--- BEGIN Input for this task ---

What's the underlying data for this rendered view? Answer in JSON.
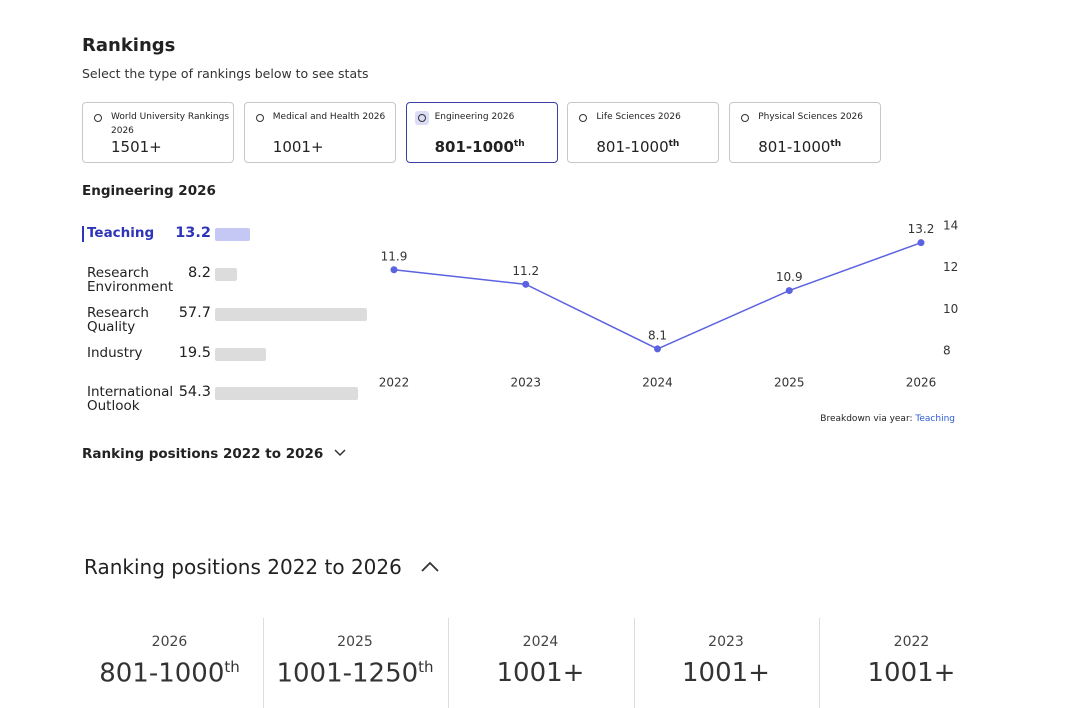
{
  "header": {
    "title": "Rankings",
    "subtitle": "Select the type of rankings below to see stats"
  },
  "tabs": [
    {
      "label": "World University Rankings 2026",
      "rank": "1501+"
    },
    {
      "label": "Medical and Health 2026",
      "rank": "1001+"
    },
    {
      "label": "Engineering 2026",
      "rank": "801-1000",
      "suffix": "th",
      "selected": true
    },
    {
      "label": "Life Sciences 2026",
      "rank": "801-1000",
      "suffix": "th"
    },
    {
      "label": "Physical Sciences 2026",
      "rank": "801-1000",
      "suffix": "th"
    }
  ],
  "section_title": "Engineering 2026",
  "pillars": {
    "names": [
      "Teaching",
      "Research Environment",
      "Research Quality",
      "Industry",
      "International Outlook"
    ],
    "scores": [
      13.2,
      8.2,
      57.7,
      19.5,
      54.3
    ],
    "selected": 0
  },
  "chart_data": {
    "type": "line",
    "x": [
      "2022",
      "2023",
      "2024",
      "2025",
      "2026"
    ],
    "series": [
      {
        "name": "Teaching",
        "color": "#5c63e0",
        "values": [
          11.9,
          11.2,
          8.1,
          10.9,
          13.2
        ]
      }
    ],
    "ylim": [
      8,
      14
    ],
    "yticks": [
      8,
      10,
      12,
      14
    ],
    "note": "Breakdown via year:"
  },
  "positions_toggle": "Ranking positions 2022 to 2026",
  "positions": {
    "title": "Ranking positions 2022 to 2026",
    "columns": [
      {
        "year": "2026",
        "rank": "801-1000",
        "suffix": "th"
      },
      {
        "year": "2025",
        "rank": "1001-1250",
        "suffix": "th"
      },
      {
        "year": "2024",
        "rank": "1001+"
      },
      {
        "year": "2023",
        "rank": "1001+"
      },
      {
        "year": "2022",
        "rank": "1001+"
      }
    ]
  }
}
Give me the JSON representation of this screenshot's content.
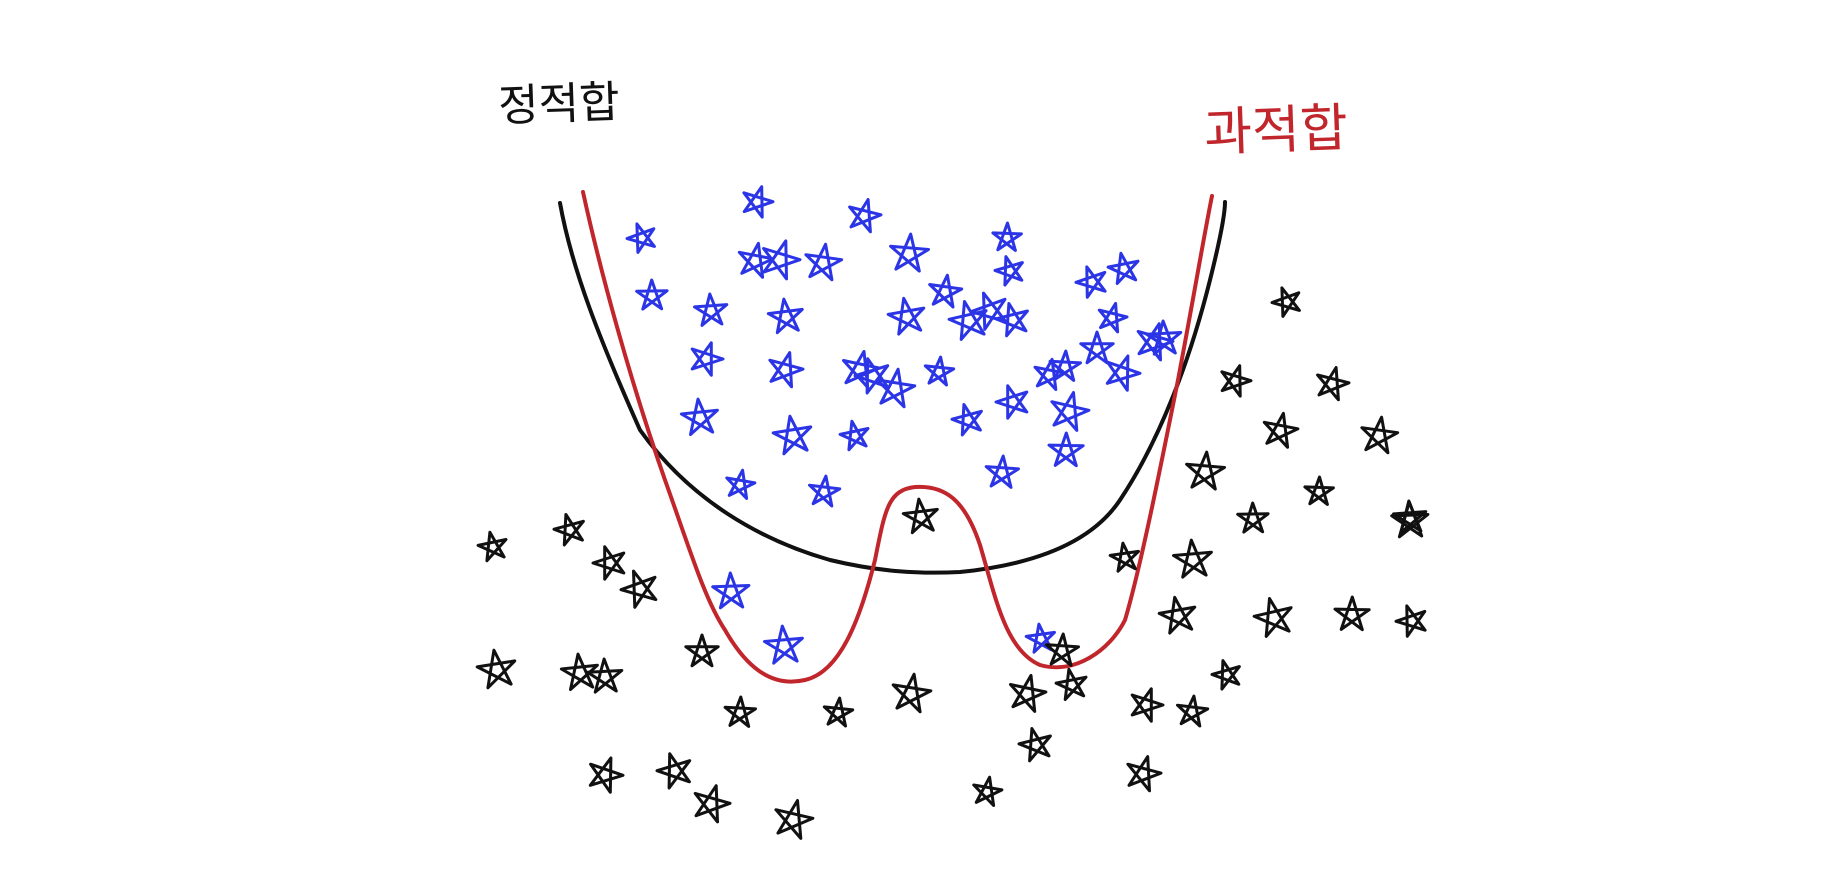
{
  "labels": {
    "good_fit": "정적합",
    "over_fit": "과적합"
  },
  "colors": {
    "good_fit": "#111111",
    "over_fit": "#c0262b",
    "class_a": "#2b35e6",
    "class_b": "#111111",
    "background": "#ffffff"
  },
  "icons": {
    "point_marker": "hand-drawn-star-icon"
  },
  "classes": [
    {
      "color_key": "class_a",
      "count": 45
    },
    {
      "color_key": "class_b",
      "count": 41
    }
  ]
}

--- END Input for this task ---

Work instructions: Repeat each entry precisely as it appears. Leave the pictures out.

Full output:
What's the underlying data for this rendered view? Answer in JSON.
{
  "header": {
    "title": "Rankings",
    "subtitle": "Select the type of rankings below to see stats"
  },
  "tabs": [
    {
      "label": "World University Rankings 2026",
      "rank": "1501+"
    },
    {
      "label": "Medical and Health 2026",
      "rank": "1001+"
    },
    {
      "label": "Engineering 2026",
      "rank": "801-1000",
      "suffix": "th",
      "selected": true
    },
    {
      "label": "Life Sciences 2026",
      "rank": "801-1000",
      "suffix": "th"
    },
    {
      "label": "Physical Sciences 2026",
      "rank": "801-1000",
      "suffix": "th"
    }
  ],
  "section_title": "Engineering 2026",
  "pillars": {
    "names": [
      "Teaching",
      "Research Environment",
      "Research Quality",
      "Industry",
      "International Outlook"
    ],
    "scores": [
      13.2,
      8.2,
      57.7,
      19.5,
      54.3
    ],
    "selected": 0
  },
  "chart_data": {
    "type": "line",
    "x": [
      "2022",
      "2023",
      "2024",
      "2025",
      "2026"
    ],
    "series": [
      {
        "name": "Teaching",
        "color": "#5c63e0",
        "values": [
          11.9,
          11.2,
          8.1,
          10.9,
          13.2
        ]
      }
    ],
    "ylim": [
      8,
      14
    ],
    "yticks": [
      8,
      10,
      12,
      14
    ],
    "note": "Breakdown via year:"
  },
  "positions_toggle": "Ranking positions 2022 to 2026",
  "positions": {
    "title": "Ranking positions 2022 to 2026",
    "columns": [
      {
        "year": "2026",
        "rank": "801-1000",
        "suffix": "th"
      },
      {
        "year": "2025",
        "rank": "1001-1250",
        "suffix": "th"
      },
      {
        "year": "2024",
        "rank": "1001+"
      },
      {
        "year": "2023",
        "rank": "1001+"
      },
      {
        "year": "2022",
        "rank": "1001+"
      }
    ]
  }
}
Give me the JSON representation of this screenshot's content.
{
  "labels": {
    "good_fit": "정적합",
    "over_fit": "과적합"
  },
  "colors": {
    "good_fit": "#111111",
    "over_fit": "#c0262b",
    "class_a": "#2b35e6",
    "class_b": "#111111",
    "background": "#ffffff"
  },
  "icons": {
    "point_marker": "hand-drawn-star-icon"
  },
  "classes": [
    {
      "color_key": "class_a",
      "count": 45
    },
    {
      "color_key": "class_b",
      "count": 41
    }
  ]
}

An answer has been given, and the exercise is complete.